:: Records to process ::
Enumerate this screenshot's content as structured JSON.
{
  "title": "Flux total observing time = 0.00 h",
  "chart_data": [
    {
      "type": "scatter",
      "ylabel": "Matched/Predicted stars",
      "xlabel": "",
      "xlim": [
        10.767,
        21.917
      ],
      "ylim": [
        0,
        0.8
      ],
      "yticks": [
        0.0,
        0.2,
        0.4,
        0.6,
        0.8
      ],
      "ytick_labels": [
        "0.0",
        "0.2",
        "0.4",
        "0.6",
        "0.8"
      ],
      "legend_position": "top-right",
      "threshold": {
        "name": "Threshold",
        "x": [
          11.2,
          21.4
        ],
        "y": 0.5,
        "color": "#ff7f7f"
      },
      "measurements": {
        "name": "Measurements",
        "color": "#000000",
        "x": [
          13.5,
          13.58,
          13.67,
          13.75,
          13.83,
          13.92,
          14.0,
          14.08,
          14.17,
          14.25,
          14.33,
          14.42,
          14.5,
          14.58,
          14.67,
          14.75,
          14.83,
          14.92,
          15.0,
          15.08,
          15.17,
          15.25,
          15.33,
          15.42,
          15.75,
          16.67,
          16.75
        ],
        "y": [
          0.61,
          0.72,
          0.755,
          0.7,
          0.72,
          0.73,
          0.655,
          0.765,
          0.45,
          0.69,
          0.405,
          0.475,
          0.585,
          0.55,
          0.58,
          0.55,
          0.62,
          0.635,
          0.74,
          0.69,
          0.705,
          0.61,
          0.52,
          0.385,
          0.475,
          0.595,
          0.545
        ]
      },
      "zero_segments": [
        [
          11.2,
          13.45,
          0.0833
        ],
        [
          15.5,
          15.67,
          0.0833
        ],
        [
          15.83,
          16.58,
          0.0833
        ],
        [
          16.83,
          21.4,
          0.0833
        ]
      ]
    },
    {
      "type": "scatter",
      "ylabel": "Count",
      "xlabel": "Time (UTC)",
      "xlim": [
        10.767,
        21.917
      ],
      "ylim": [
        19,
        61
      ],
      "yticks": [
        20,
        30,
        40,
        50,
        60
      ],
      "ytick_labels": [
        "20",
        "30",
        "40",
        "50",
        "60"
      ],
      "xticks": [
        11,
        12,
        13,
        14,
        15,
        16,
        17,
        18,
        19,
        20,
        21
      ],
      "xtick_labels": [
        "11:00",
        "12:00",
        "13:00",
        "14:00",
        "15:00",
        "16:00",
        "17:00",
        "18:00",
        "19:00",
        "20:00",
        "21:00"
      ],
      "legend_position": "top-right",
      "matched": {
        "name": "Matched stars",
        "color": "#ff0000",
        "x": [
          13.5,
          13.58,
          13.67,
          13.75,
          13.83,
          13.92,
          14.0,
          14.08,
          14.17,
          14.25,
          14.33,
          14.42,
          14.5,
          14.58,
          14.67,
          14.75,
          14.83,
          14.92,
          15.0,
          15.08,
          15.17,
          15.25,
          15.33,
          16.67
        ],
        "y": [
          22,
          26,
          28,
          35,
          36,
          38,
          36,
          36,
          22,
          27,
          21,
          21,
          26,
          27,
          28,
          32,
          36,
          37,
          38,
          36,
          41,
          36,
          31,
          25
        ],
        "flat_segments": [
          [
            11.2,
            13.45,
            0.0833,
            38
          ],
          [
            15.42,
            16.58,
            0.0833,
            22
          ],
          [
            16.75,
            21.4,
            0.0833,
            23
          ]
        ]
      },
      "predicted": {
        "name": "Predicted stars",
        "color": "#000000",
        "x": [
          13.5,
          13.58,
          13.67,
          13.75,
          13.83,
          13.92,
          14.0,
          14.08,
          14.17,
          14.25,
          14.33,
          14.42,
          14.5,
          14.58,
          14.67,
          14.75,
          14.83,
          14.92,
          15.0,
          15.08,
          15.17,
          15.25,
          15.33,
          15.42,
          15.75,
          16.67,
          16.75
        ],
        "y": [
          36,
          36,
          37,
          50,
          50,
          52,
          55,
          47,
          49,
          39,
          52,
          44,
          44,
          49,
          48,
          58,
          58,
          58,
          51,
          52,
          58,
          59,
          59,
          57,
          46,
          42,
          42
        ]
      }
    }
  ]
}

:: Given task ::
Look above for every line with the word "ylabel" and copy it.

:: Task output ::
      "ylabel": "Matched/Predicted stars",
      "ylabel": "Count",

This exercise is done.